Reproduce the lines below word for word, leaving out the pictures.
━━━ DATASET RECORDS
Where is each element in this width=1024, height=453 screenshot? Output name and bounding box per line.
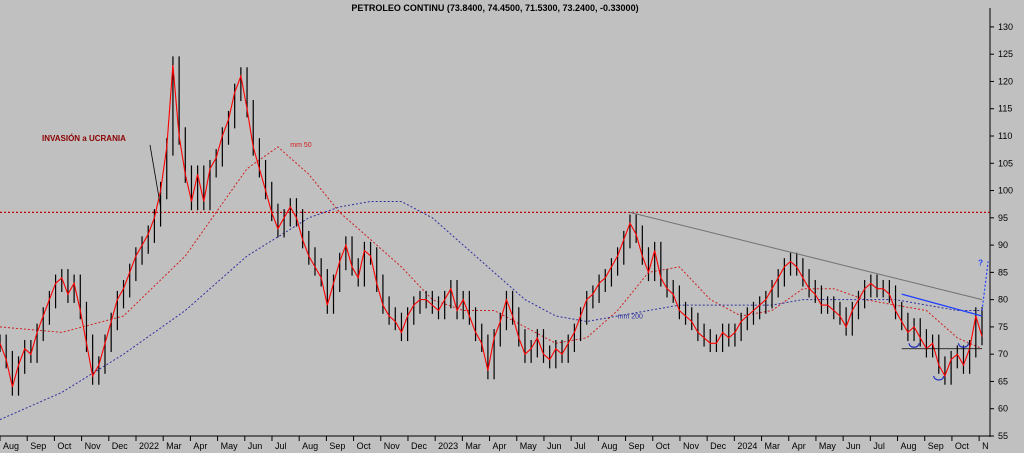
pattern-arc (957, 343, 970, 348)
x-tick-label: Nov (683, 441, 700, 451)
x-tick-label: Sep (329, 441, 345, 451)
x-tick-label: 2022 (139, 441, 159, 451)
mm50-label: mm 50 (290, 142, 312, 149)
pattern-arc (933, 375, 945, 381)
x-tick-label: Aug (601, 441, 617, 451)
y-tick-label: 65 (998, 376, 1008, 386)
x-tick-label: Dec (411, 441, 428, 451)
annotations: ? INVASIÓN a UCRANIA mm 50 mm 200 (42, 134, 989, 381)
y-tick-label: 95 (998, 213, 1008, 223)
downtrend-line (629, 211, 983, 301)
x-tick-label: Jun (248, 441, 263, 451)
y-tick-label: 105 (998, 158, 1013, 168)
y-tick-label: 120 (998, 76, 1013, 86)
x-tick-label: Nov (85, 441, 102, 451)
x-tick-label: Oct (955, 441, 970, 451)
candles (0, 56, 983, 396)
question-mark: ? (978, 258, 983, 267)
y-tick-label: 75 (998, 322, 1008, 332)
x-tick-label: Jun (846, 441, 861, 451)
x-tick-label: Aug (3, 441, 19, 451)
moving-average-line (0, 146, 983, 350)
x-tick-label: Aug (302, 441, 318, 451)
y-tick-label: 100 (998, 186, 1013, 196)
x-tick-label: Dec (112, 441, 129, 451)
chart-title: PETROLEO CONTINU (73.8400, 74.4500, 71.5… (351, 3, 638, 13)
x-tick-label: Sep (928, 441, 944, 451)
x-tick-label: Mar (465, 441, 481, 451)
x-tick-label: Mar (166, 441, 182, 451)
mm200-label: mm 200 (618, 314, 643, 321)
x-tick-label: Sep (30, 441, 46, 451)
pattern-arc (908, 343, 920, 348)
moving-averages (0, 146, 983, 421)
x-tick-label: 2024 (737, 441, 757, 451)
invasion-arrow (149, 144, 161, 207)
x-tick-label: May (520, 441, 538, 451)
projection-arrow (981, 261, 989, 311)
plot-frame (0, 8, 991, 437)
x-tick-label: Mar (765, 441, 781, 451)
invasion-label: INVASIÓN a UCRANIA (42, 134, 126, 143)
price-line (0, 65, 983, 388)
y-tick-label: 80 (998, 295, 1008, 305)
y-tick-label: 125 (998, 49, 1013, 59)
x-tick-label: Nov (384, 441, 401, 451)
x-tick-label: Oct (357, 441, 372, 451)
y-tick-label: 85 (998, 267, 1008, 277)
y-tick-label: 60 (998, 404, 1008, 414)
y-tick-label: 110 (998, 131, 1012, 141)
price-series (0, 65, 983, 388)
x-tick-label: Aug (901, 441, 917, 451)
y-axis: 55 60 65 70 75 80 85 90 95 100 105 110 115 120 125 130 (990, 22, 1013, 441)
x-tick-label: Jul (275, 441, 287, 451)
x-tick-label: May (221, 441, 239, 451)
x-tick-label: May (819, 441, 837, 451)
y-tick-label: 130 (998, 22, 1013, 32)
x-tick-label: Jul (574, 441, 586, 451)
x-tick-label: Oct (57, 441, 72, 451)
x-tick-label: N (982, 441, 989, 451)
x-tick-label: Apr (792, 441, 806, 451)
x-tick-label: Oct (656, 441, 671, 451)
x-tick-label: Sep (629, 441, 645, 451)
x-tick-label: 2023 (438, 441, 458, 451)
y-tick-label: 90 (998, 240, 1008, 250)
x-tick-label: Dec (710, 441, 727, 451)
x-tick-label: Apr (193, 441, 207, 451)
y-tick-label: 115 (998, 104, 1012, 114)
x-tick-label: Jul (873, 441, 885, 451)
moving-average-line (0, 201, 982, 421)
blue-trend-line (901, 293, 983, 317)
x-axis: Aug Sep Oct Nov Dec 2022 Mar Apr May Jun Jul Aug Sep… (0, 436, 989, 451)
y-tick-label: 70 (998, 349, 1008, 359)
x-tick-label: Apr (493, 441, 507, 451)
x-tick-label: Jun (547, 441, 562, 451)
y-tick-label: 55 (998, 431, 1008, 441)
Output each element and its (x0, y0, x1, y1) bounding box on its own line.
━━━━━━
TASK OUTPUT ::
Where is each element in this width=1024, height=453 screenshot? Output name and bounding box per line.
pattern-arc (957, 343, 970, 348)
x-tick-label: Nov (683, 441, 700, 451)
x-tick-label: Sep (329, 441, 345, 451)
x-tick-label: 2022 (139, 441, 159, 451)
mm50-label: mm 50 (290, 142, 312, 149)
pattern-arc (933, 375, 945, 381)
x-tick-label: Aug (601, 441, 617, 451)
y-tick-label: 65 (998, 376, 1008, 386)
x-tick-label: Dec (411, 441, 428, 451)
annotations: ? INVASIÓN a UCRANIA mm 50 mm 200 (42, 134, 989, 381)
y-tick-label: 95 (998, 213, 1008, 223)
downtrend-line (629, 211, 983, 301)
x-tick-label: Jun (248, 441, 263, 451)
y-tick-label: 105 (998, 158, 1013, 168)
y-tick-label: 120 (998, 76, 1013, 86)
x-tick-label: Nov (85, 441, 102, 451)
x-tick-label: Oct (955, 441, 970, 451)
candles (0, 56, 983, 396)
question-mark: ? (978, 258, 983, 267)
y-tick-label: 75 (998, 322, 1008, 332)
x-tick-label: Jun (846, 441, 861, 451)
x-tick-label: Aug (3, 441, 19, 451)
moving-average-line (0, 146, 983, 350)
x-tick-label: Aug (302, 441, 318, 451)
y-tick-label: 100 (998, 186, 1013, 196)
x-tick-label: Dec (112, 441, 129, 451)
chart-title: PETROLEO CONTINU (73.8400, 74.4500, 71.5… (351, 3, 638, 13)
x-tick-label: Sep (928, 441, 944, 451)
x-tick-label: Mar (465, 441, 481, 451)
x-tick-label: Mar (166, 441, 182, 451)
mm200-label: mm 200 (618, 314, 643, 321)
x-tick-label: Sep (30, 441, 46, 451)
pattern-arc (908, 343, 920, 348)
moving-averages (0, 146, 983, 421)
x-tick-label: 2024 (737, 441, 757, 451)
invasion-arrow (149, 144, 161, 207)
x-tick-label: May (520, 441, 538, 451)
projection-arrow (981, 261, 989, 311)
plot-frame (0, 8, 991, 437)
x-tick-label: Mar (765, 441, 781, 451)
invasion-label: INVASIÓN a UCRANIA (42, 134, 126, 143)
price-line (0, 65, 983, 388)
y-tick-label: 80 (998, 295, 1008, 305)
y-tick-label: 125 (998, 49, 1013, 59)
x-tick-label: Nov (384, 441, 401, 451)
x-tick-label: Oct (357, 441, 372, 451)
y-tick-label: 85 (998, 267, 1008, 277)
y-tick-label: 60 (998, 404, 1008, 414)
y-tick-label: 110 (998, 131, 1012, 141)
price-series (0, 65, 983, 388)
x-tick-label: Aug (901, 441, 917, 451)
y-axis: 55 60 65 70 75 80 85 90 95 100 105 110 115 120 125 130 (990, 22, 1013, 441)
x-tick-label: Jul (275, 441, 287, 451)
x-tick-label: May (221, 441, 239, 451)
x-tick-label: May (819, 441, 837, 451)
y-tick-label: 130 (998, 22, 1013, 32)
x-tick-label: Jul (574, 441, 586, 451)
x-tick-label: Oct (57, 441, 72, 451)
x-tick-label: N (982, 441, 989, 451)
x-tick-label: Apr (792, 441, 806, 451)
x-tick-label: Oct (656, 441, 671, 451)
x-tick-label: Sep (629, 441, 645, 451)
x-tick-label: 2023 (438, 441, 458, 451)
y-tick-label: 90 (998, 240, 1008, 250)
x-tick-label: Dec (710, 441, 727, 451)
x-tick-label: Apr (193, 441, 207, 451)
y-tick-label: 115 (998, 104, 1012, 114)
x-tick-label: Jul (873, 441, 885, 451)
moving-average-line (0, 201, 982, 421)
blue-trend-line (901, 293, 983, 317)
x-axis: Aug Sep Oct Nov Dec 2022 Mar Apr May Jun Jul Aug Sep… (0, 436, 989, 451)
y-tick-label: 70 (998, 349, 1008, 359)
x-tick-label: Apr (493, 441, 507, 451)
x-tick-label: Jun (547, 441, 562, 451)
y-tick-label: 55 (998, 431, 1008, 441)
Output each element and its (x0, y0, x1, y1) bounding box on its own line.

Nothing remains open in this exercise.